_OBJECTIVE_. Extract every line where the string "myastro" appears.

_MATERIAL TO PROCESS_.
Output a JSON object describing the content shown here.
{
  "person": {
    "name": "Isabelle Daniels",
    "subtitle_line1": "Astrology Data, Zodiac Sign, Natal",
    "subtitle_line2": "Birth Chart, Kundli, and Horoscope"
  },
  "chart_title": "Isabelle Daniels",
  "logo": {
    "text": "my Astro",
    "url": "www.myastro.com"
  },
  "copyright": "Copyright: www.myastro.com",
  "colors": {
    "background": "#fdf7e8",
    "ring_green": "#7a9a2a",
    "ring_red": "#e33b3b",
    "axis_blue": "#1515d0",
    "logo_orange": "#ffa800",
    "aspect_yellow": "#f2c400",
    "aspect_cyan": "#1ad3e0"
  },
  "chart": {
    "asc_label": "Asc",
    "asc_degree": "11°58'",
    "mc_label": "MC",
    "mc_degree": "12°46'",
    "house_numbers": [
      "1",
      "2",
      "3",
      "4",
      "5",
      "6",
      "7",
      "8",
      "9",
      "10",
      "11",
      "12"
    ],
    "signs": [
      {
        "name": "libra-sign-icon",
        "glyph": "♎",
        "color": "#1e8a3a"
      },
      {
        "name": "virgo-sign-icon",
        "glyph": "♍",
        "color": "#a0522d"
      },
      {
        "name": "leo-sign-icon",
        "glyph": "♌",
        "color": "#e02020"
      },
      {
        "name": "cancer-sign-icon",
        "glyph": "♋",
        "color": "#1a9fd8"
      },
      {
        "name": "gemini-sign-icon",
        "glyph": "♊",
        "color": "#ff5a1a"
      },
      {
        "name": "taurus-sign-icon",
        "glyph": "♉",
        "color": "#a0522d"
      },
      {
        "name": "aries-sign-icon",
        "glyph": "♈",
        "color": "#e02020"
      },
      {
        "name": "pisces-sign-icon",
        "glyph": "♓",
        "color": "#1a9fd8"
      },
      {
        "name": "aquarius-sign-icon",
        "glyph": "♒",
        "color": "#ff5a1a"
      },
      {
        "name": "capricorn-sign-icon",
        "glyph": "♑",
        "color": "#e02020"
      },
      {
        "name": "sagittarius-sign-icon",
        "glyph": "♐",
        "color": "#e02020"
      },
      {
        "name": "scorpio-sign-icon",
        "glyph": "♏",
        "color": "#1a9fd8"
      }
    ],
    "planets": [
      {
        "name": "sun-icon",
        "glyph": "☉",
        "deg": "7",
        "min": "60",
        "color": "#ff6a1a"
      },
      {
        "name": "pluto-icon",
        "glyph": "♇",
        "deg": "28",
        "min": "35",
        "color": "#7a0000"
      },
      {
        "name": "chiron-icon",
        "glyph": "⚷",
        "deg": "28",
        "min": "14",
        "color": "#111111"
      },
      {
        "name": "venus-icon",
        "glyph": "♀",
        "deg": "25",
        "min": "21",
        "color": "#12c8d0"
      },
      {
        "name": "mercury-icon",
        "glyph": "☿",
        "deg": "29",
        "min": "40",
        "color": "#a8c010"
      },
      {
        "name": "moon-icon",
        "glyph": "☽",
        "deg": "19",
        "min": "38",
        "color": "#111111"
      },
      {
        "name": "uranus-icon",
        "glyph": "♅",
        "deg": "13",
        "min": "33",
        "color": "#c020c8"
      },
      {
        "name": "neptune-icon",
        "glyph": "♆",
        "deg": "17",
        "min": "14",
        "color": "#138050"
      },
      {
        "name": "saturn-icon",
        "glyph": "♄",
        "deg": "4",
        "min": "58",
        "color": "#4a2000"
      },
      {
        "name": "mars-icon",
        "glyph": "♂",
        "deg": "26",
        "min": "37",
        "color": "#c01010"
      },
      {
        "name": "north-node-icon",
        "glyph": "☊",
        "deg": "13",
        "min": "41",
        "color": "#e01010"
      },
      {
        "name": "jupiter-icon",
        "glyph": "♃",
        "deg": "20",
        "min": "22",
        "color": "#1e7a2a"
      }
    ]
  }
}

_RESULT_.
    "url": "www.myastro.com"
  "copyright": "Copyright: www.myastro.com",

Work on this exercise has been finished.